Dataset records:
—————

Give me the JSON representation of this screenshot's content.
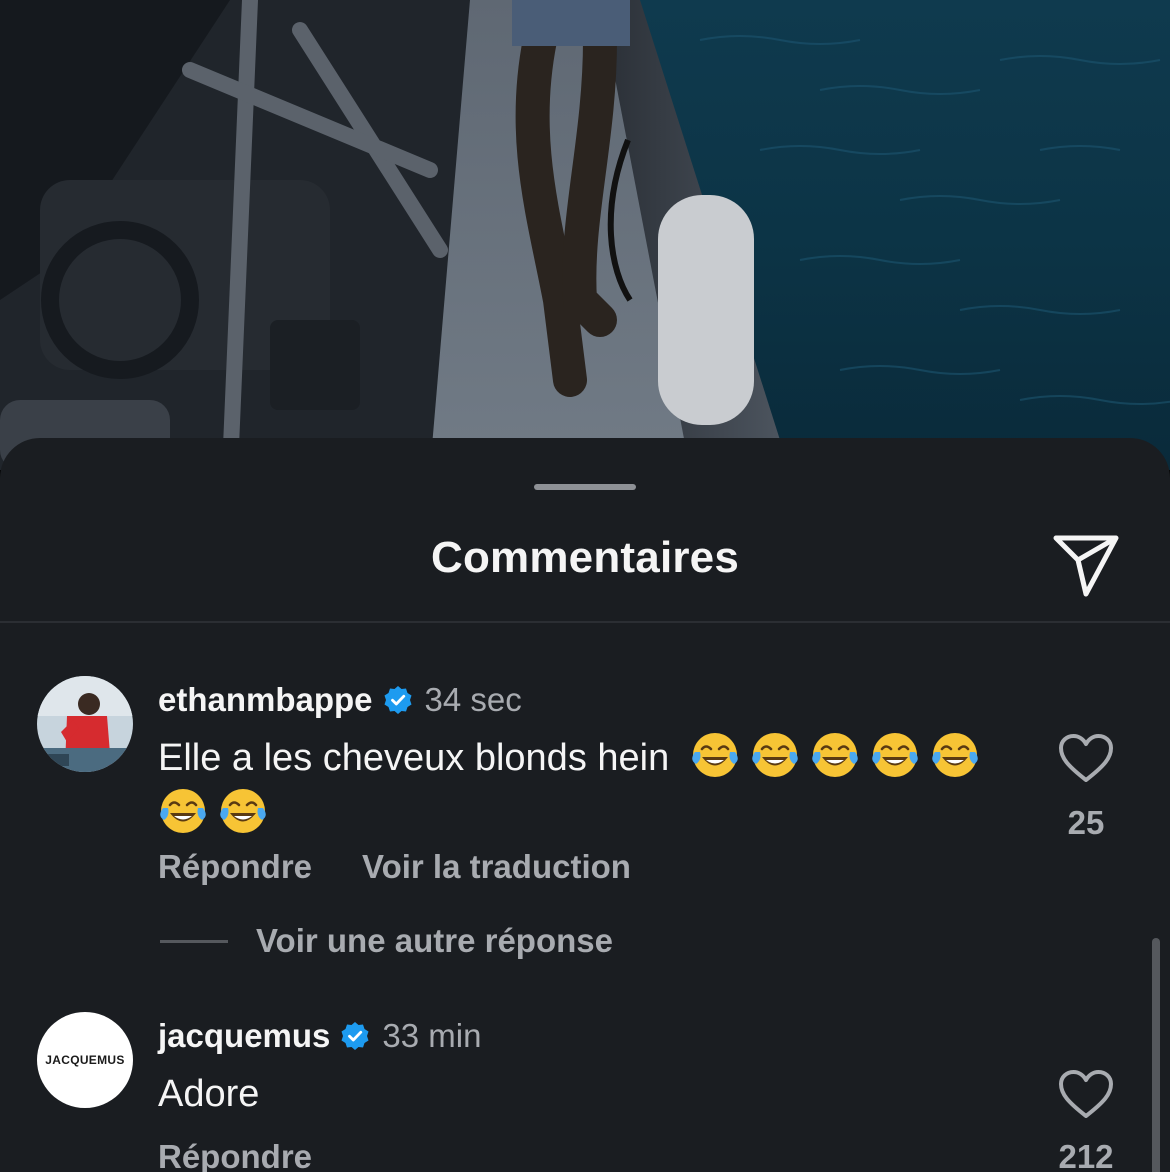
{
  "sheet": {
    "title": "Commentaires",
    "share_icon": "send-icon"
  },
  "comments": [
    {
      "username": "ethanmbappe",
      "verified": true,
      "time": "34 sec",
      "text": "Elle a les cheveux blonds hein",
      "emojis": [
        "😂",
        "😂",
        "😂",
        "😂",
        "😂",
        "😂",
        "😂"
      ],
      "likes": "25",
      "reply_label": "Répondre",
      "translate_label": "Voir la traduction",
      "more_replies_label": "Voir une autre réponse"
    },
    {
      "username": "jacquemus",
      "verified": true,
      "time": "33 min",
      "text": "Adore",
      "likes": "212",
      "reply_label": "Répondre",
      "avatar_logo": "JACQUEMUS"
    }
  ],
  "colors": {
    "sheet_bg": "#1a1d21",
    "primary_text": "#f5f5f5",
    "secondary_text": "#a8abb0",
    "verified_blue": "#1d9bf0"
  }
}
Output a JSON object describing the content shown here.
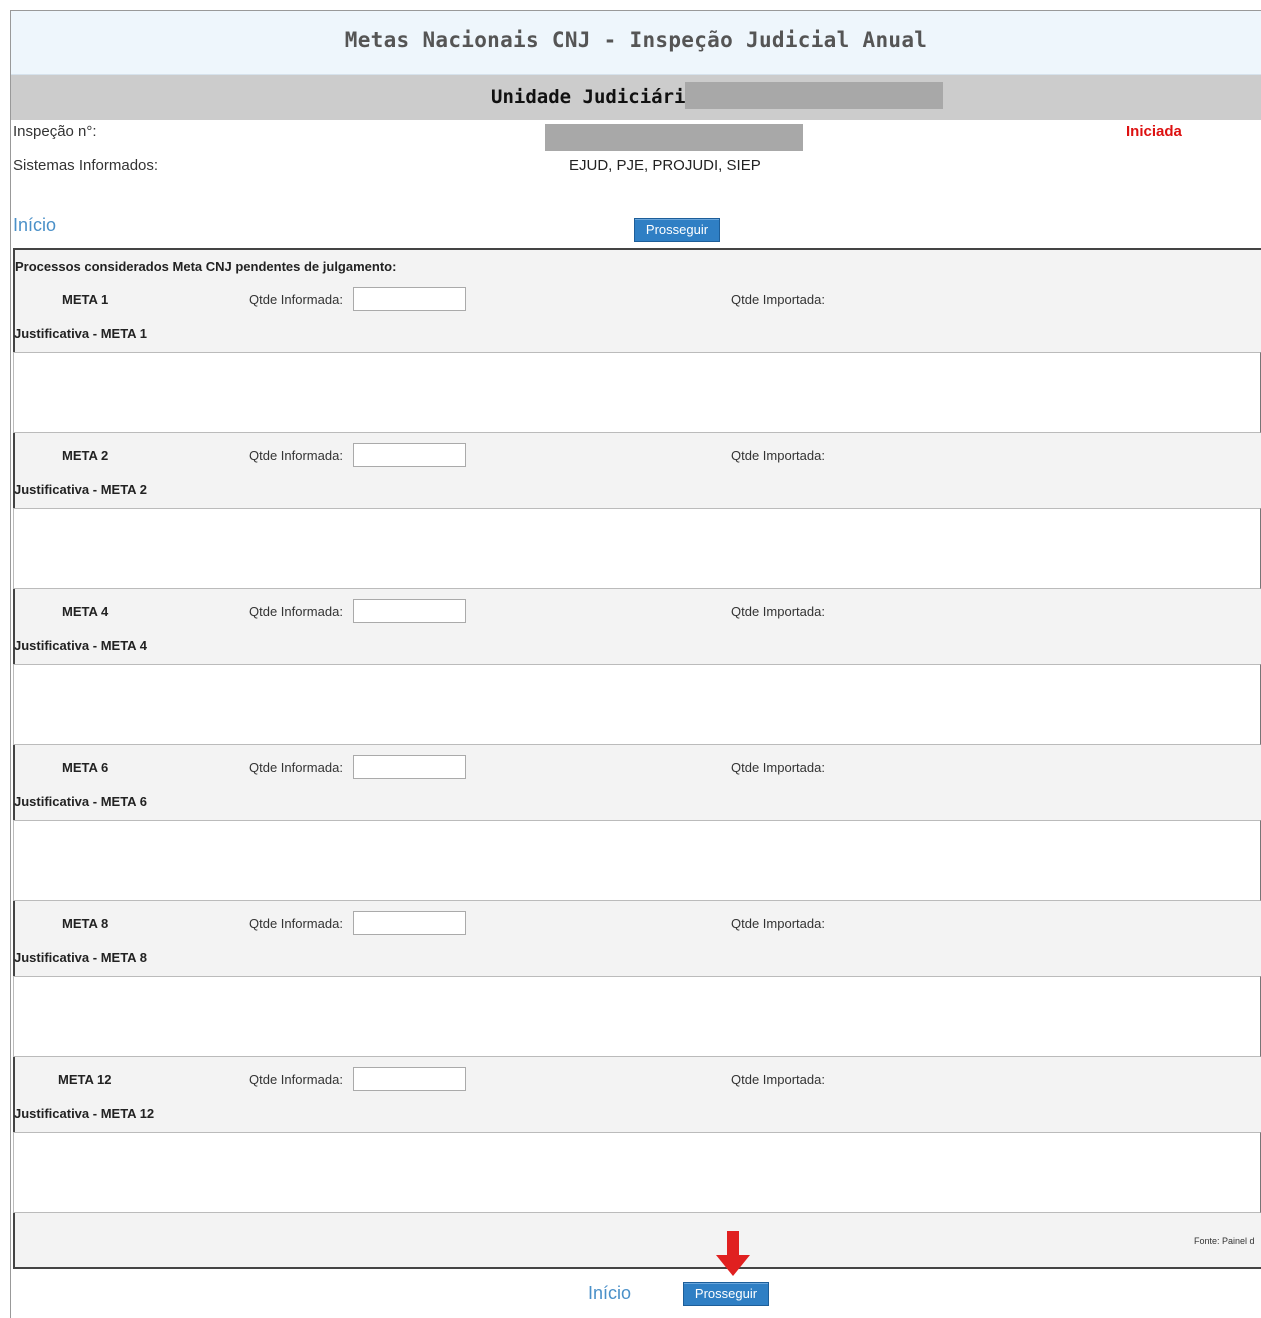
{
  "header": {
    "title": "Metas Nacionais CNJ - Inspeção Judicial Anual",
    "unit_label": "Unidade Judiciária:"
  },
  "info": {
    "inspection_label": "Inspeção n°:",
    "status": "Iniciada",
    "systems_label": "Sistemas Informados:",
    "systems_value": "EJUD, PJE, PROJUDI, SIEP"
  },
  "nav": {
    "home_link": "Início",
    "proceed_button": "Prosseguir"
  },
  "form": {
    "section_title": "Processos considerados Meta CNJ pendentes de julgamento:",
    "qtd_informada_label": "Qtde Informada:",
    "qtd_importada_label": "Qtde Importada:",
    "metas": [
      {
        "label": "META 1",
        "just_label": "Justificativa - META 1"
      },
      {
        "label": "META 2",
        "just_label": "Justificativa - META 2"
      },
      {
        "label": "META 4",
        "just_label": "Justificativa - META 4"
      },
      {
        "label": "META 6",
        "just_label": "Justificativa - META 6"
      },
      {
        "label": "META 8",
        "just_label": "Justificativa - META 8"
      },
      {
        "label": "META 12",
        "just_label": "Justificativa - META 12"
      }
    ],
    "source_note": "Fonte: Painel d"
  },
  "colors": {
    "accent_button": "#2f7fc4",
    "status_red": "#dd1111",
    "link_blue": "#4a90c8",
    "arrow_red": "#e02020"
  },
  "icons": {
    "pointer_arrow": "down-arrow-icon"
  }
}
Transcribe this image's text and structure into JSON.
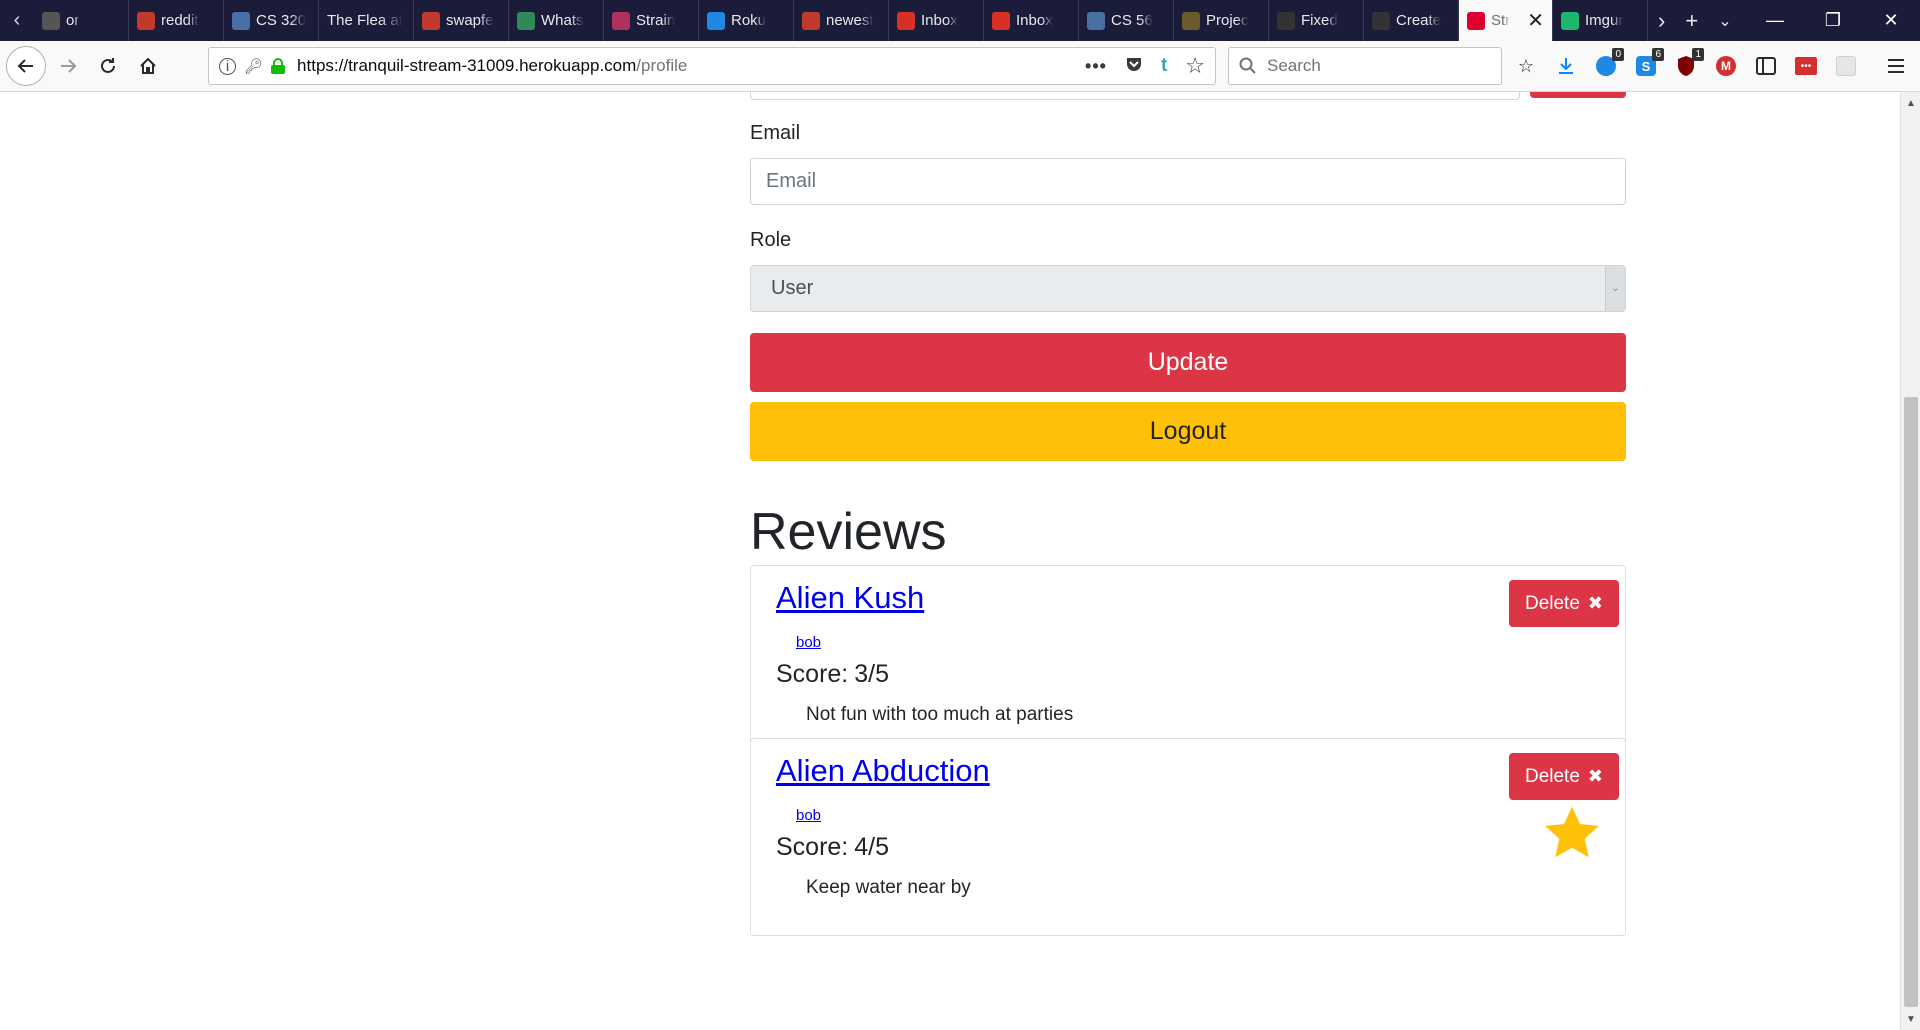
{
  "browser": {
    "tabs": [
      {
        "label": "or",
        "icon": "generic-favicon",
        "color": "#555555"
      },
      {
        "label": "reddit",
        "icon": "reddit-favicon",
        "color": "#c0392b"
      },
      {
        "label": "CS 320",
        "icon": "cs-favicon",
        "color": "#4a6fa5"
      },
      {
        "label": "The Flea at",
        "icon": "",
        "color": ""
      },
      {
        "label": "swapfe",
        "icon": "swap-favicon",
        "color": "#c0392b"
      },
      {
        "label": "Whats",
        "icon": "whats-favicon",
        "color": "#2e8b57"
      },
      {
        "label": "Strain",
        "icon": "strain-favicon",
        "color": "#b03060"
      },
      {
        "label": "Roku",
        "icon": "v-favicon",
        "color": "#1e88e5"
      },
      {
        "label": "newest",
        "icon": "newest-favicon",
        "color": "#c0392b"
      },
      {
        "label": "Inbox",
        "icon": "gmail-favicon",
        "color": "#d93025"
      },
      {
        "label": "Inbox",
        "icon": "gmail-favicon",
        "color": "#d93025"
      },
      {
        "label": "CS 56",
        "icon": "p-favicon",
        "color": "#4a6fa5"
      },
      {
        "label": "Projec",
        "icon": "bb-favicon",
        "color": "#6b5a2b"
      },
      {
        "label": "Fixed",
        "icon": "github-favicon",
        "color": "#333333"
      },
      {
        "label": "Create",
        "icon": "github-favicon",
        "color": "#333333"
      }
    ],
    "active_tab": {
      "label": "Str",
      "icon": "angular-favicon",
      "color": "#dd0031"
    },
    "after_tab": {
      "label": "Imgur",
      "icon": "imgur-favicon",
      "color": "#1bb76e"
    },
    "url_host": "https://tranquil-stream-31009.herokuapp.com",
    "url_path": "/profile",
    "search_placeholder": "Search",
    "badges": {
      "ext1": "0",
      "ext2": "6",
      "ext3": "1"
    }
  },
  "form": {
    "email_label": "Email",
    "email_placeholder": "Email",
    "role_label": "Role",
    "role_value": "User",
    "update_label": "Update",
    "logout_label": "Logout"
  },
  "reviews": {
    "title": "Reviews",
    "score_label": "Score:",
    "delete_label": "Delete",
    "items": [
      {
        "strain": "Alien Kush",
        "user": "bob",
        "score": "3/5",
        "comment": "Not fun with too much at parties",
        "favorite": false
      },
      {
        "strain": "Alien Abduction",
        "user": "bob",
        "score": "4/5",
        "comment": "Keep water near by",
        "favorite": true
      }
    ]
  },
  "colors": {
    "danger": "#dc3545",
    "warning": "#ffc107",
    "link": "#0000ee",
    "star": "#ffc107"
  }
}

—————

● **What the task requires**
How many lines in the listing above contain the string "username"? Answer with the number only.

● **Reply**
2